> _Stored records_:
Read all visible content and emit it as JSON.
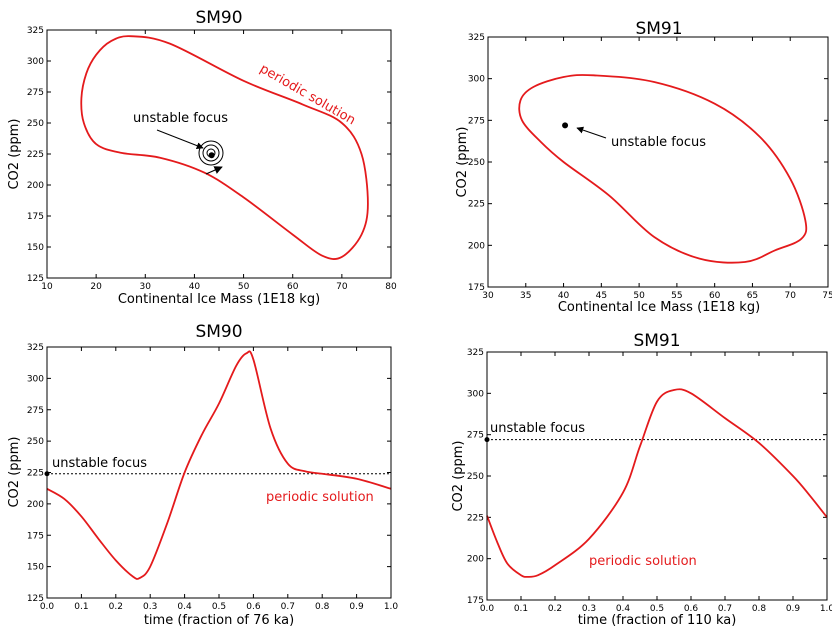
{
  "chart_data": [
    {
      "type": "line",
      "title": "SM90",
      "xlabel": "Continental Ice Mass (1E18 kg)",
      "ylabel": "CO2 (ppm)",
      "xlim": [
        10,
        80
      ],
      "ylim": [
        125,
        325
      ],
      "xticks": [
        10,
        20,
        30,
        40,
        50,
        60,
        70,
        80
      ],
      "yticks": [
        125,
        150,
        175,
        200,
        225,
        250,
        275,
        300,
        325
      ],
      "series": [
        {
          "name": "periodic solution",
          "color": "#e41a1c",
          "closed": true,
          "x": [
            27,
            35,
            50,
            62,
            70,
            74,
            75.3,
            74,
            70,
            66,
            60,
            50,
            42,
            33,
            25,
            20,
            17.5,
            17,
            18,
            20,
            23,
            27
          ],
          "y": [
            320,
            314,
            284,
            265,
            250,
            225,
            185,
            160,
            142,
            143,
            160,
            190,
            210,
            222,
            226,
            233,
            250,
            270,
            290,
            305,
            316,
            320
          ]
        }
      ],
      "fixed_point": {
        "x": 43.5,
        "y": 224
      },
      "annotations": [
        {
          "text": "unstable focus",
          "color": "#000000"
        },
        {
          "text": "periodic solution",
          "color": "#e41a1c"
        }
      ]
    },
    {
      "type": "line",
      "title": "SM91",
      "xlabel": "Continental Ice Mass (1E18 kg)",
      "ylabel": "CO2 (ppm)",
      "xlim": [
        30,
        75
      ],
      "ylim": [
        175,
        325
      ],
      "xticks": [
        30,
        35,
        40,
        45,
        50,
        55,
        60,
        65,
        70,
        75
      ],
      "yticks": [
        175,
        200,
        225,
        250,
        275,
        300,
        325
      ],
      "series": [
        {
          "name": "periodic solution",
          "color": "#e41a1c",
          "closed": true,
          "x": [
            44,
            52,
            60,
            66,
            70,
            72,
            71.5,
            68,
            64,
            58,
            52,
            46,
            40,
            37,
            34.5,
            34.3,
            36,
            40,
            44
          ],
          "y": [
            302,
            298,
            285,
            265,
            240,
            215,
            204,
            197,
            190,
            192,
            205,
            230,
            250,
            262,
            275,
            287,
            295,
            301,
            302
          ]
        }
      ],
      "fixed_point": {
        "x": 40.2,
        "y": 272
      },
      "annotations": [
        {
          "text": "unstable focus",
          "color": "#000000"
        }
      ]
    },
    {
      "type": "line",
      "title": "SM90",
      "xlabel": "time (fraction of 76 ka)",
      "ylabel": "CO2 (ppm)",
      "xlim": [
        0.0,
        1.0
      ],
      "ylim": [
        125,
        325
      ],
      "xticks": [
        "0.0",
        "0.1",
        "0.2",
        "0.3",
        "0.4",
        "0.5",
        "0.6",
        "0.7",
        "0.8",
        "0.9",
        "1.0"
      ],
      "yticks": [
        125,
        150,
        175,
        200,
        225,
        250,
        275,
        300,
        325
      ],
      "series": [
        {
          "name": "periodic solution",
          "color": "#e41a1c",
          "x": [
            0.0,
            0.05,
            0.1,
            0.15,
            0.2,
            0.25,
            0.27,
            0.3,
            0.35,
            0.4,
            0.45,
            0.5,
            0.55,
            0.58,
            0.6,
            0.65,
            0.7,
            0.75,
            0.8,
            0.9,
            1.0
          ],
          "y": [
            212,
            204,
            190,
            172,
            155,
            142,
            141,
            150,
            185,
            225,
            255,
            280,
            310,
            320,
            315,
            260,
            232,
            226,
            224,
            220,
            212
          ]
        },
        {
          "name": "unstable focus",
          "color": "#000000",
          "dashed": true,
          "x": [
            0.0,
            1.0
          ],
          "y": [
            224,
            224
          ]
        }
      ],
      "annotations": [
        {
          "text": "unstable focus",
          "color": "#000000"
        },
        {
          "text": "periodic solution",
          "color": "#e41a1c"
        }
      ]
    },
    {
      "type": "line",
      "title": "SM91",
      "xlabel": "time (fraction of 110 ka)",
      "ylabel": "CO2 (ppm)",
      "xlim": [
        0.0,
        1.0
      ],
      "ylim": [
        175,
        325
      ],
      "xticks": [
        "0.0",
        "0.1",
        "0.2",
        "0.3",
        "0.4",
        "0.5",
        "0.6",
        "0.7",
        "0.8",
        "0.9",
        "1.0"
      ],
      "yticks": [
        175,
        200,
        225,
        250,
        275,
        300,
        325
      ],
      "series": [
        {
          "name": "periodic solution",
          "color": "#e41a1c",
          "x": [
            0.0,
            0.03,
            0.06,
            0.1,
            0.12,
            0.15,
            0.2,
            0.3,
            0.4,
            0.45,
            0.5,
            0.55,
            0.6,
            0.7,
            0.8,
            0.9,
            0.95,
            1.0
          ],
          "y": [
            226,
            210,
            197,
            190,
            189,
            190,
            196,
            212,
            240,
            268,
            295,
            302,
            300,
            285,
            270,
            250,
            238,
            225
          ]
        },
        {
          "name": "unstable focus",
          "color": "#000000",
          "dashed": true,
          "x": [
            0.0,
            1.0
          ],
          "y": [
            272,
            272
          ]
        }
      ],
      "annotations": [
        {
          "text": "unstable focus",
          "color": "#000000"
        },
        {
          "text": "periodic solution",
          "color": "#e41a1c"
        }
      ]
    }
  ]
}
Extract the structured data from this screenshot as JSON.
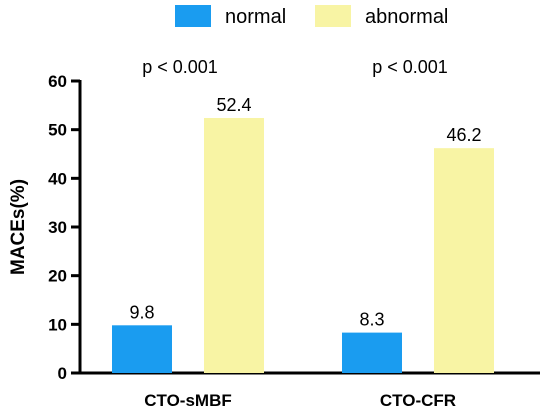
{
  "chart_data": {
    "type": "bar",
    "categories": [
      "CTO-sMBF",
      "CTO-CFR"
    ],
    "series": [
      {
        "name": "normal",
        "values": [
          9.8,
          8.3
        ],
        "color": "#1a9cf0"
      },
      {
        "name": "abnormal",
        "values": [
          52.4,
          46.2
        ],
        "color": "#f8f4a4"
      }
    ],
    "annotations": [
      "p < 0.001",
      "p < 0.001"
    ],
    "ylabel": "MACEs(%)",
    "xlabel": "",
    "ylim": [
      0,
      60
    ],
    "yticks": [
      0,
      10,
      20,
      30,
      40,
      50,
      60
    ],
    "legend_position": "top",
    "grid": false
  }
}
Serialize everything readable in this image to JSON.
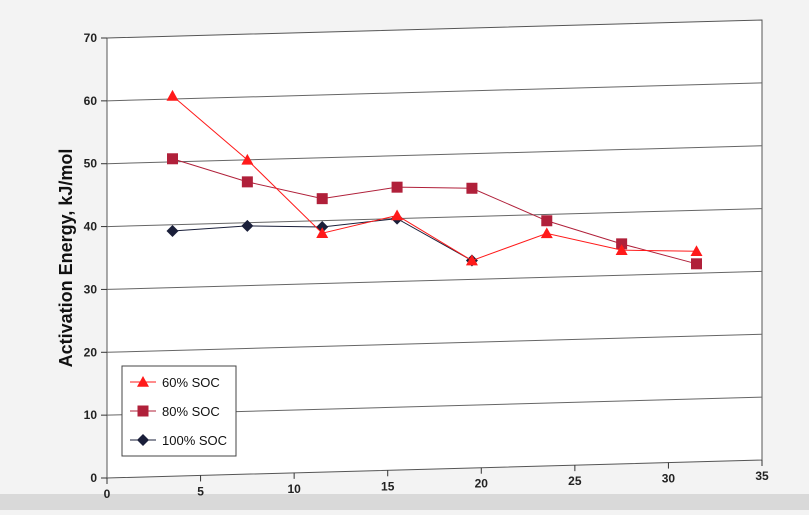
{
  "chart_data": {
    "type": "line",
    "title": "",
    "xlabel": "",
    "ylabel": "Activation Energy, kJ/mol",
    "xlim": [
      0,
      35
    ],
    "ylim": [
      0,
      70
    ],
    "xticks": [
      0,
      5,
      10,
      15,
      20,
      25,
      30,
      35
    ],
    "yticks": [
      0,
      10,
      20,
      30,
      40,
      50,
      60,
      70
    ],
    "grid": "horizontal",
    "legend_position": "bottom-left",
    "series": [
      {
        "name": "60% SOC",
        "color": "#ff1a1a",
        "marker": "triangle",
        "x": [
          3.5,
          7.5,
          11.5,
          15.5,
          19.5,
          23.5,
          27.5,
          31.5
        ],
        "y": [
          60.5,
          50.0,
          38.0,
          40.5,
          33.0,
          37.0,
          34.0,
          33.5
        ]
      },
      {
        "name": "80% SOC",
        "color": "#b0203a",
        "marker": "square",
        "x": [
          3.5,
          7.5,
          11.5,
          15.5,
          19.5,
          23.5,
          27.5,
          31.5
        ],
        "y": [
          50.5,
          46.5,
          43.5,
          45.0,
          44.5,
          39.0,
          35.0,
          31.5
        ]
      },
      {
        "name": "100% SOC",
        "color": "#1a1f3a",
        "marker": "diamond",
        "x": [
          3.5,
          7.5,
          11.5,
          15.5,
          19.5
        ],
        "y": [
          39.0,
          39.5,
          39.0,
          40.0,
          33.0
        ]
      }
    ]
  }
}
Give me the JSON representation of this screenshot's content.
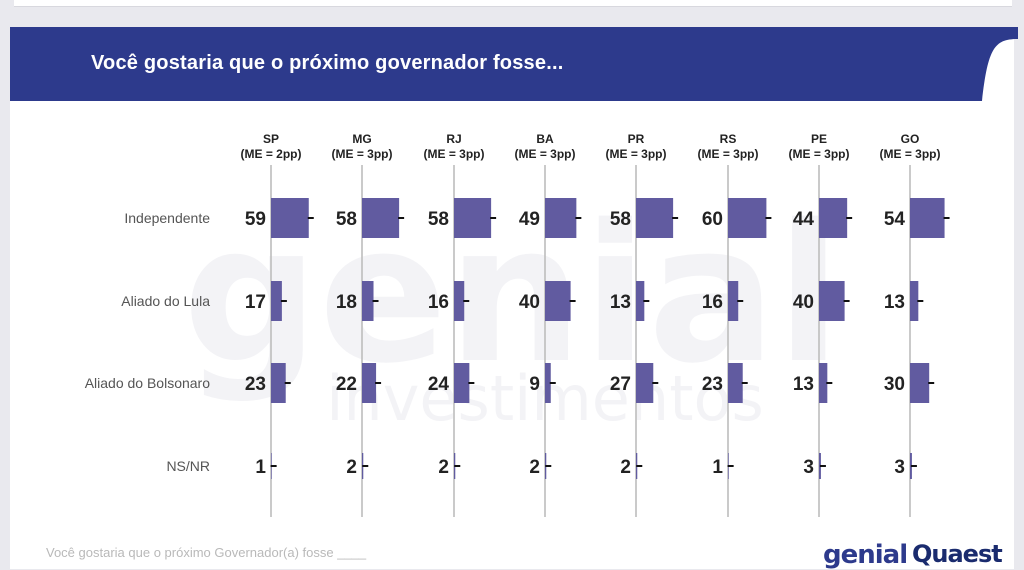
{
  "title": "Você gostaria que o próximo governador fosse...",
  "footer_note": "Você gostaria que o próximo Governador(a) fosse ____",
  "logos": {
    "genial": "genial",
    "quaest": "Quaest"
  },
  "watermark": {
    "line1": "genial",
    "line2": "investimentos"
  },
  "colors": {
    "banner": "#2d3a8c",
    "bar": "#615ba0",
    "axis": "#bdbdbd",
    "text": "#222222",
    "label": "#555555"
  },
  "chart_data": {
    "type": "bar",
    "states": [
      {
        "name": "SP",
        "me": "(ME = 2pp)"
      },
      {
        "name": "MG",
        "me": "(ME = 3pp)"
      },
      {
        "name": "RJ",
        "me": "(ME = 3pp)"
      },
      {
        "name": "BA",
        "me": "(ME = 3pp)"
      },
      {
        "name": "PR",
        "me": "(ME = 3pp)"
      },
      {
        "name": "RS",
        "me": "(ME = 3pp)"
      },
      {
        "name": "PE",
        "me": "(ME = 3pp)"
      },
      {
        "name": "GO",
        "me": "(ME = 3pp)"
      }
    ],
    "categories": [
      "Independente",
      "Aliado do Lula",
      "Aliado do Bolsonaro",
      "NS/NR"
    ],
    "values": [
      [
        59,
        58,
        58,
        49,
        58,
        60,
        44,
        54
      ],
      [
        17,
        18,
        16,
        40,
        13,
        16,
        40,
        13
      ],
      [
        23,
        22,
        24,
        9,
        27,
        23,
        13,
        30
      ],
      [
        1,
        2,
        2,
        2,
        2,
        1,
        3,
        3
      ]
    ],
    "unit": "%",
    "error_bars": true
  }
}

> _The task_:
Work through the listing above and report how many lines include the string "screenshot", with no other text.

> _Result_:
2